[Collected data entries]
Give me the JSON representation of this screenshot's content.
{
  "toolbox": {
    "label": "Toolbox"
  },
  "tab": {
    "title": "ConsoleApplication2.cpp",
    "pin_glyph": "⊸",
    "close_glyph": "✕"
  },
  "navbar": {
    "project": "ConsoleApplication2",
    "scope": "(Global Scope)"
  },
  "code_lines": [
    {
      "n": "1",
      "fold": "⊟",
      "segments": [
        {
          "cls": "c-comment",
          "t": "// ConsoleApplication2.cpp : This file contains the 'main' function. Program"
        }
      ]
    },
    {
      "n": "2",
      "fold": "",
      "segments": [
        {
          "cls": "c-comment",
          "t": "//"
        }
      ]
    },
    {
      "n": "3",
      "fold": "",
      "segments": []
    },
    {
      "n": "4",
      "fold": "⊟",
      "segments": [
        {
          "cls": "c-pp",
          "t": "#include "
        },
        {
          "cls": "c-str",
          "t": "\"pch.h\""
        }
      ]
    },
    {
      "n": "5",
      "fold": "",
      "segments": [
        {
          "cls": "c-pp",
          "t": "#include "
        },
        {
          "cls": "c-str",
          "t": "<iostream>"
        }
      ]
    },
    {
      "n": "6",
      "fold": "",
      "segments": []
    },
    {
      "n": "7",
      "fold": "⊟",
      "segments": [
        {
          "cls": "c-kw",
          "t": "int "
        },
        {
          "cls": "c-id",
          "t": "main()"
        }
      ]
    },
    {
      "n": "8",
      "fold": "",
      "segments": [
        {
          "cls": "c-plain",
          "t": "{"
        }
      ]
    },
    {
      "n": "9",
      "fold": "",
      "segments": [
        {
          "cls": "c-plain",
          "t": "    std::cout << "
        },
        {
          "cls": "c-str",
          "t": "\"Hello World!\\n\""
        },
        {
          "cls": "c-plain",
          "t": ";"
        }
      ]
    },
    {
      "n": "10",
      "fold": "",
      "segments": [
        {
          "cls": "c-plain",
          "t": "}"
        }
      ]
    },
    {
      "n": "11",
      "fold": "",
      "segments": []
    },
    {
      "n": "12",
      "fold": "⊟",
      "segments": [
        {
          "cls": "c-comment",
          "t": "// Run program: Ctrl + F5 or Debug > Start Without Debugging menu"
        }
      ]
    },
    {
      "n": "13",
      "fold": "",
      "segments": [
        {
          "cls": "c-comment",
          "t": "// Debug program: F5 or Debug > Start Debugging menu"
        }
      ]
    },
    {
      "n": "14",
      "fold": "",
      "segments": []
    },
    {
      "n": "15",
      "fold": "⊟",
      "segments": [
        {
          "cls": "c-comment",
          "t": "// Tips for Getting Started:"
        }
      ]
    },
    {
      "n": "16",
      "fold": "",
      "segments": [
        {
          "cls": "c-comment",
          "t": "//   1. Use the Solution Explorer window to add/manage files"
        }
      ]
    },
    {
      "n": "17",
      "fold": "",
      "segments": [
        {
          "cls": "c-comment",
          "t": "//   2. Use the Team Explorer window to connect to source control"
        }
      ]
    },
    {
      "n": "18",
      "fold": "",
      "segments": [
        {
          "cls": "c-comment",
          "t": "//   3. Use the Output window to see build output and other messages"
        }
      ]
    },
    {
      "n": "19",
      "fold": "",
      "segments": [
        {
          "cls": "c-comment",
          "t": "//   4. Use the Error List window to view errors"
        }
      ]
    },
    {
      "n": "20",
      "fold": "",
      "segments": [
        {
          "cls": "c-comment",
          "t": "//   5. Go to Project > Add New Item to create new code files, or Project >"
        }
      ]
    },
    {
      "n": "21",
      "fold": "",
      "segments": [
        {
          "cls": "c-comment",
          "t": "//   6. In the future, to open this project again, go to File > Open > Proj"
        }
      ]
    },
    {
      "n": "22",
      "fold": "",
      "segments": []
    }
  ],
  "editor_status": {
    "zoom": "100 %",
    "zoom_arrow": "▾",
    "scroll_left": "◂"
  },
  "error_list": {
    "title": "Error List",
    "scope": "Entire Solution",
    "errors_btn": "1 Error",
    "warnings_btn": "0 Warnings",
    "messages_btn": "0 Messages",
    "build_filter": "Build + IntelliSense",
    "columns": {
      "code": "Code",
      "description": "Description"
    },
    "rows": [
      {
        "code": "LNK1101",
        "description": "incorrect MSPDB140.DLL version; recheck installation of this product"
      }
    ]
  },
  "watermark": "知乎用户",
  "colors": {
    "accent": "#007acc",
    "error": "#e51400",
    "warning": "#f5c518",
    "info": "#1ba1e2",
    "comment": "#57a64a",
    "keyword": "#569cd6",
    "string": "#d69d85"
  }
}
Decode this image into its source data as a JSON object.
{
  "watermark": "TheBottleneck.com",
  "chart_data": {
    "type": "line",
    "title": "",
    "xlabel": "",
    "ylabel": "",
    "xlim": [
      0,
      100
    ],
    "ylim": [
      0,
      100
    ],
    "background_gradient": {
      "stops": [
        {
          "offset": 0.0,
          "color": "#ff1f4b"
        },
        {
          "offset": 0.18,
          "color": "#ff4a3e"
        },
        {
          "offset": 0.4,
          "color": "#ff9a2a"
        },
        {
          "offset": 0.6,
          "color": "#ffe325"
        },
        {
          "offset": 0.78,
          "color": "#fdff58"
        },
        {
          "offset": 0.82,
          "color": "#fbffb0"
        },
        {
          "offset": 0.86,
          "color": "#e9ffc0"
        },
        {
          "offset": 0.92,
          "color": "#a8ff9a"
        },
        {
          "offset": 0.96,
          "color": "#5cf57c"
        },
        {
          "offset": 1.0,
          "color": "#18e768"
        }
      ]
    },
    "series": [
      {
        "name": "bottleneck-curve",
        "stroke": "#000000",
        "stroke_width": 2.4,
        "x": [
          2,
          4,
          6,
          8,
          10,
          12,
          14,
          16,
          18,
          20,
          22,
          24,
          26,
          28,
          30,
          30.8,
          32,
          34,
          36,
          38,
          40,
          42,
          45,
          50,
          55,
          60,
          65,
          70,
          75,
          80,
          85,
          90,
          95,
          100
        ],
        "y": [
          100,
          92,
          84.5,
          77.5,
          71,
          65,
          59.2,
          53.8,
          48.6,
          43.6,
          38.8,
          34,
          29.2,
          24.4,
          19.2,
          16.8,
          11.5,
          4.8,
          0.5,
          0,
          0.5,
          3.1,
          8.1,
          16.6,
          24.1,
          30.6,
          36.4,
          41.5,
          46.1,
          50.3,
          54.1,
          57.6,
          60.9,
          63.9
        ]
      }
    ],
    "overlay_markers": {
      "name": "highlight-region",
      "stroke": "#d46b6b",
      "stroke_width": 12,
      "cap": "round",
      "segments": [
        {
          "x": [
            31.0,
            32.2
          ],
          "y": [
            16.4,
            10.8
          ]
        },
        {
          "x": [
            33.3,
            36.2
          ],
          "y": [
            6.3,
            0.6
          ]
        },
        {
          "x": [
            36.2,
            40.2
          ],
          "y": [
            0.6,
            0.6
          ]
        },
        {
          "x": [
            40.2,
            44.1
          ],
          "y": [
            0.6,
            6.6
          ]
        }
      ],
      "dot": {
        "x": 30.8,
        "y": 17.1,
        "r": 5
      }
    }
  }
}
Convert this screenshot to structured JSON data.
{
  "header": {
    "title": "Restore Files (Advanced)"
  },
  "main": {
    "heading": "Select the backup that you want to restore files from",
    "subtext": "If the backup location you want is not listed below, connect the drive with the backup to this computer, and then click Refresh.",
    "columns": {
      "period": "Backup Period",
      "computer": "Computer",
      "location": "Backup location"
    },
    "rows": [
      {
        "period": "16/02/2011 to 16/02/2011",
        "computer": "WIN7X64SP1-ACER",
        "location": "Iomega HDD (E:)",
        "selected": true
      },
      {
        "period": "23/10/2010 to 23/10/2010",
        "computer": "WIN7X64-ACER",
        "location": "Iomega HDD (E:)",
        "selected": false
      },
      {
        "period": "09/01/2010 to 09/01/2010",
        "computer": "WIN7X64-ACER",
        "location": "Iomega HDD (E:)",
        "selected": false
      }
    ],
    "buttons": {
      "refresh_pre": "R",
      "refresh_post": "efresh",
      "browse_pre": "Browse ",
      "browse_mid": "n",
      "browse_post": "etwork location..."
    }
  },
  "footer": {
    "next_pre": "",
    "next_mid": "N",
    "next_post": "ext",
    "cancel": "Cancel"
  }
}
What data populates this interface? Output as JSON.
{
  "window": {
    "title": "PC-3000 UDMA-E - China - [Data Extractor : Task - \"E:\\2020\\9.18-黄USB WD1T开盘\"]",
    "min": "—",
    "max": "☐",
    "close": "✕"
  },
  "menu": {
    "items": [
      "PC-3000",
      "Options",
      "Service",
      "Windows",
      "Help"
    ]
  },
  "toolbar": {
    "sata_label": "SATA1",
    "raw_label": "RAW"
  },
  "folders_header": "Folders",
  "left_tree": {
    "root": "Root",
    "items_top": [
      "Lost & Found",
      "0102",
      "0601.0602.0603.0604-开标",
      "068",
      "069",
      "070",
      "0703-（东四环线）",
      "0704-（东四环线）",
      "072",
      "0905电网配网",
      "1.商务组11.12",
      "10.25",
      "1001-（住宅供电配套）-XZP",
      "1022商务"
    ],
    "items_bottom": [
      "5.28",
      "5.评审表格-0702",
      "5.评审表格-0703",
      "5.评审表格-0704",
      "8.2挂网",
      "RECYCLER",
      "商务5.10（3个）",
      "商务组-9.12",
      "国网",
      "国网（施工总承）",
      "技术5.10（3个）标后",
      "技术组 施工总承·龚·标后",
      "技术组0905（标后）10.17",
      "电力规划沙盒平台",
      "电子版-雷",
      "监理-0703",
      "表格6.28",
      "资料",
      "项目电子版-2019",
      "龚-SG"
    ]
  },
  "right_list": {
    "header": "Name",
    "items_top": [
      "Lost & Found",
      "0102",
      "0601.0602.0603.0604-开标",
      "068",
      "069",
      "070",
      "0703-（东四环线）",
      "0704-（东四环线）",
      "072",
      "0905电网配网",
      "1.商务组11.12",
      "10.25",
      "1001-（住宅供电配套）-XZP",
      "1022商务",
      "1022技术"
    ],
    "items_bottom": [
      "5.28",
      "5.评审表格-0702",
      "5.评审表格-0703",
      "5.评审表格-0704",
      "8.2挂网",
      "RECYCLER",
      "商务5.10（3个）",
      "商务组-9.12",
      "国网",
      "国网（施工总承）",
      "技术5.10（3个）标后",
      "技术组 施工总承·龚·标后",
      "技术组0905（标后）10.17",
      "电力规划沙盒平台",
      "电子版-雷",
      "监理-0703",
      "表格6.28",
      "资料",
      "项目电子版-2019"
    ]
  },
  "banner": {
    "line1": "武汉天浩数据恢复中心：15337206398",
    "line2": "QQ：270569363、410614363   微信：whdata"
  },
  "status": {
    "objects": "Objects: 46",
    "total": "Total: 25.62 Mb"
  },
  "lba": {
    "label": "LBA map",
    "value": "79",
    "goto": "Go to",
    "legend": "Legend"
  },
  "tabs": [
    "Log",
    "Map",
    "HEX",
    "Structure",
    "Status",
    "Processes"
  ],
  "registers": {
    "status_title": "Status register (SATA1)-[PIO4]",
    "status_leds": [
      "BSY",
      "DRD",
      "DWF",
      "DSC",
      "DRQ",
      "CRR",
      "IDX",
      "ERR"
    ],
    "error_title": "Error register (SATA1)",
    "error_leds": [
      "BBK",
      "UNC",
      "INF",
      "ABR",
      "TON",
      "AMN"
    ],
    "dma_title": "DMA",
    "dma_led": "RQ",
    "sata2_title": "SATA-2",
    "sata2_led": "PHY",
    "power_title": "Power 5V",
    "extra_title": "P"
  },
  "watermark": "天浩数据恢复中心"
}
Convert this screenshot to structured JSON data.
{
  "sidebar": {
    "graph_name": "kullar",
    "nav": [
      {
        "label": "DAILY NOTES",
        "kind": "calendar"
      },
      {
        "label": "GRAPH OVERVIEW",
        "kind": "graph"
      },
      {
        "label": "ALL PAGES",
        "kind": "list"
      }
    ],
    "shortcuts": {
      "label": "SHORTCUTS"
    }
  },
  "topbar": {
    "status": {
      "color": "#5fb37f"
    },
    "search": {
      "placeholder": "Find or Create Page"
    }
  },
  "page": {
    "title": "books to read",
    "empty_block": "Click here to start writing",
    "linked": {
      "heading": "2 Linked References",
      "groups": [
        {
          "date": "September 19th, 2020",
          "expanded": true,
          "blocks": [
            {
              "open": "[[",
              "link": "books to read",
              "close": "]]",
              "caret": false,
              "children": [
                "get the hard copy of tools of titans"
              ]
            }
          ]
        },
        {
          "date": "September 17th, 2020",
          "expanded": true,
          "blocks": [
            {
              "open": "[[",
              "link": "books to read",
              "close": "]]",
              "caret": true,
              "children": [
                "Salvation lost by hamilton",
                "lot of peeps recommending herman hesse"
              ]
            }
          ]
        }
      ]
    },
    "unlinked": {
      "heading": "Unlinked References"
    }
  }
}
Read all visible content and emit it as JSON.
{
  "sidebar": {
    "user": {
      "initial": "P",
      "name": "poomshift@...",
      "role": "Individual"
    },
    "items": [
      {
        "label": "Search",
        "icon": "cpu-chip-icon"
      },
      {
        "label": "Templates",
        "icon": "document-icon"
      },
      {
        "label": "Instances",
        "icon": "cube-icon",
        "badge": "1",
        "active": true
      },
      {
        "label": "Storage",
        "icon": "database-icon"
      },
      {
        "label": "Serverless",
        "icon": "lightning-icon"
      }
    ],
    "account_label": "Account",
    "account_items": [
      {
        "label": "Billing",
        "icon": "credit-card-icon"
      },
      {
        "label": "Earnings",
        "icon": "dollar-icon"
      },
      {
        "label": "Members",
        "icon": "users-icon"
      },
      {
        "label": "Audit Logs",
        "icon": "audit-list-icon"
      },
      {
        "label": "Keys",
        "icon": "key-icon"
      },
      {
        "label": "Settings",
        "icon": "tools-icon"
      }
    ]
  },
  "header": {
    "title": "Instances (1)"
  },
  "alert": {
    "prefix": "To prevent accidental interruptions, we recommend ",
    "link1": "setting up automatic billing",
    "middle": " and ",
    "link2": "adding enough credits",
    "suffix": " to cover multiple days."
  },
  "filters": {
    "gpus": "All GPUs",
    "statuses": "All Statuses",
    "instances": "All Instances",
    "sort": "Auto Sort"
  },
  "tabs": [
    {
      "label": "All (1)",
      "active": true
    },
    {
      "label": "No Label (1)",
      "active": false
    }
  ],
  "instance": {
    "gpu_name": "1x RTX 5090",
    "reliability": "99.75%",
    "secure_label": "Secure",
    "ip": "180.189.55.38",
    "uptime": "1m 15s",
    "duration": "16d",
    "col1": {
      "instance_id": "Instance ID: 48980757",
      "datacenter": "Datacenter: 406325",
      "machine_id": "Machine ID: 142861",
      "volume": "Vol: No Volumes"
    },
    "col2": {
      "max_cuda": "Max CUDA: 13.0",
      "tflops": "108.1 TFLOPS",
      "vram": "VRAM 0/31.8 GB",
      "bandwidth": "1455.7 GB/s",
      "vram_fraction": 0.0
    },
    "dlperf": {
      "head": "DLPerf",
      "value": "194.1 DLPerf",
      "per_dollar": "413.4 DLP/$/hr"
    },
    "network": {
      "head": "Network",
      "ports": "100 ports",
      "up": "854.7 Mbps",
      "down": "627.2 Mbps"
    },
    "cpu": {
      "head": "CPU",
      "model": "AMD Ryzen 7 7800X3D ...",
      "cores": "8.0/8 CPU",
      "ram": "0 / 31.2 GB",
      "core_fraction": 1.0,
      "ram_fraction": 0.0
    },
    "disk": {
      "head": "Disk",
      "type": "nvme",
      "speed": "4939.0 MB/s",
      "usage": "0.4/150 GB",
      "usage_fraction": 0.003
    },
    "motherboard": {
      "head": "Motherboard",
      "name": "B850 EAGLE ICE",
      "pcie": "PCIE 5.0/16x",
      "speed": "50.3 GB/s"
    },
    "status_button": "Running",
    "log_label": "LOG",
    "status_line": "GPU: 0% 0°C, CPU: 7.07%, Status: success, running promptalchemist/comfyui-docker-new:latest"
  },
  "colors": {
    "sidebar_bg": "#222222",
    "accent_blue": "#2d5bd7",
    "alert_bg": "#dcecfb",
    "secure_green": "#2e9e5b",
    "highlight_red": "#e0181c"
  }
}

TASK OBJECTIVE: Show every line of the listing in which the string "main" can be found.

COMPLETED TASK:
          "t": "// ConsoleApplication2.cpp : This file contains the 'main' function. Program"
          "t": "main()"
  "main": {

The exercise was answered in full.